▶ OBJECTIVE: Could you output each line of the data that follows exactly?

▶ THE DATA:
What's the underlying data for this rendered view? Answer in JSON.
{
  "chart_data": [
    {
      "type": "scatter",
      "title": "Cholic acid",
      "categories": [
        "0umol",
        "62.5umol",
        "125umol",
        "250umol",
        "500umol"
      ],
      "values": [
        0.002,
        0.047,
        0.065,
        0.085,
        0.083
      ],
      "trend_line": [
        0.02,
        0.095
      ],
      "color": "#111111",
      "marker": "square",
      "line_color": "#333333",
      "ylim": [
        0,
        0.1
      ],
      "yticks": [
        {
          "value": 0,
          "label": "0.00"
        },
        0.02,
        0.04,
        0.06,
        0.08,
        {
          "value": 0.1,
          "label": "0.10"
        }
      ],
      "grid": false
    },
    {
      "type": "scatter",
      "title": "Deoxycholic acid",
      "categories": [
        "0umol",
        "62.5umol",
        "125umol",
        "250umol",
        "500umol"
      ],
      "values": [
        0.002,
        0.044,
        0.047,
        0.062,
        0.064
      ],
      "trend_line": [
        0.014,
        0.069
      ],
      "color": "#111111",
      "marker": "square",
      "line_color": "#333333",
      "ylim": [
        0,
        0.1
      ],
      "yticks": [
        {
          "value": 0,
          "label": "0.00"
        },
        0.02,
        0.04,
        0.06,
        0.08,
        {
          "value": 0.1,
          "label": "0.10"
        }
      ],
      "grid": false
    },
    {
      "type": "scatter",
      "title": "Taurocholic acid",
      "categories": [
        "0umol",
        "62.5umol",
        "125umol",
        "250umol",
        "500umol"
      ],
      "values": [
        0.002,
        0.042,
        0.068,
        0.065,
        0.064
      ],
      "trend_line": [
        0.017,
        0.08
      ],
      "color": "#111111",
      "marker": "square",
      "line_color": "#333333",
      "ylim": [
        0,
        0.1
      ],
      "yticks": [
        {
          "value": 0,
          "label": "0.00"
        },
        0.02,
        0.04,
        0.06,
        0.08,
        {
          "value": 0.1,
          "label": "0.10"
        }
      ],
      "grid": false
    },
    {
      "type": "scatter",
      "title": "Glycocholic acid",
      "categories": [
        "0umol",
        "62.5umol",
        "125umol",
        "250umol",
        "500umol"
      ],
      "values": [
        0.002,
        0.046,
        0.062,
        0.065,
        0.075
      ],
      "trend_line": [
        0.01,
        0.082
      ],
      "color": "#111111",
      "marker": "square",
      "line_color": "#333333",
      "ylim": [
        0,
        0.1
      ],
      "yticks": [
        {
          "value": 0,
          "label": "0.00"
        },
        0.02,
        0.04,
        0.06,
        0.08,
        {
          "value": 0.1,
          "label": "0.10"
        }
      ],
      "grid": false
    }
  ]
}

▶ SOLUTION FOR THIS TASK:
What's the underlying data for this rendered view? Answer in JSON.
{
  "chart_data": [
    {
      "type": "scatter",
      "title": "Cholic acid",
      "categories": [
        "0umol",
        "62.5umol",
        "125umol",
        "250umol",
        "500umol"
      ],
      "values": [
        0.002,
        0.047,
        0.065,
        0.085,
        0.083
      ],
      "trend_line": [
        0.02,
        0.095
      ],
      "color": "#111111",
      "marker": "square",
      "line_color": "#333333",
      "ylim": [
        0,
        0.1
      ],
      "yticks": [
        {
          "value": 0,
          "label": "0.00"
        },
        0.02,
        0.04,
        0.06,
        0.08,
        {
          "value": 0.1,
          "label": "0.10"
        }
      ],
      "grid": false
    },
    {
      "type": "scatter",
      "title": "Deoxycholic acid",
      "categories": [
        "0umol",
        "62.5umol",
        "125umol",
        "250umol",
        "500umol"
      ],
      "values": [
        0.002,
        0.044,
        0.047,
        0.062,
        0.064
      ],
      "trend_line": [
        0.014,
        0.069
      ],
      "color": "#111111",
      "marker": "square",
      "line_color": "#333333",
      "ylim": [
        0,
        0.1
      ],
      "yticks": [
        {
          "value": 0,
          "label": "0.00"
        },
        0.02,
        0.04,
        0.06,
        0.08,
        {
          "value": 0.1,
          "label": "0.10"
        }
      ],
      "grid": false
    },
    {
      "type": "scatter",
      "title": "Taurocholic acid",
      "categories": [
        "0umol",
        "62.5umol",
        "125umol",
        "250umol",
        "500umol"
      ],
      "values": [
        0.002,
        0.042,
        0.068,
        0.065,
        0.064
      ],
      "trend_line": [
        0.017,
        0.08
      ],
      "color": "#111111",
      "marker": "square",
      "line_color": "#333333",
      "ylim": [
        0,
        0.1
      ],
      "yticks": [
        {
          "value": 0,
          "label": "0.00"
        },
        0.02,
        0.04,
        0.06,
        0.08,
        {
          "value": 0.1,
          "label": "0.10"
        }
      ],
      "grid": false
    },
    {
      "type": "scatter",
      "title": "Glycocholic acid",
      "categories": [
        "0umol",
        "62.5umol",
        "125umol",
        "250umol",
        "500umol"
      ],
      "values": [
        0.002,
        0.046,
        0.062,
        0.065,
        0.075
      ],
      "trend_line": [
        0.01,
        0.082
      ],
      "color": "#111111",
      "marker": "square",
      "line_color": "#333333",
      "ylim": [
        0,
        0.1
      ],
      "yticks": [
        {
          "value": 0,
          "label": "0.00"
        },
        0.02,
        0.04,
        0.06,
        0.08,
        {
          "value": 0.1,
          "label": "0.10"
        }
      ],
      "grid": false
    }
  ]
}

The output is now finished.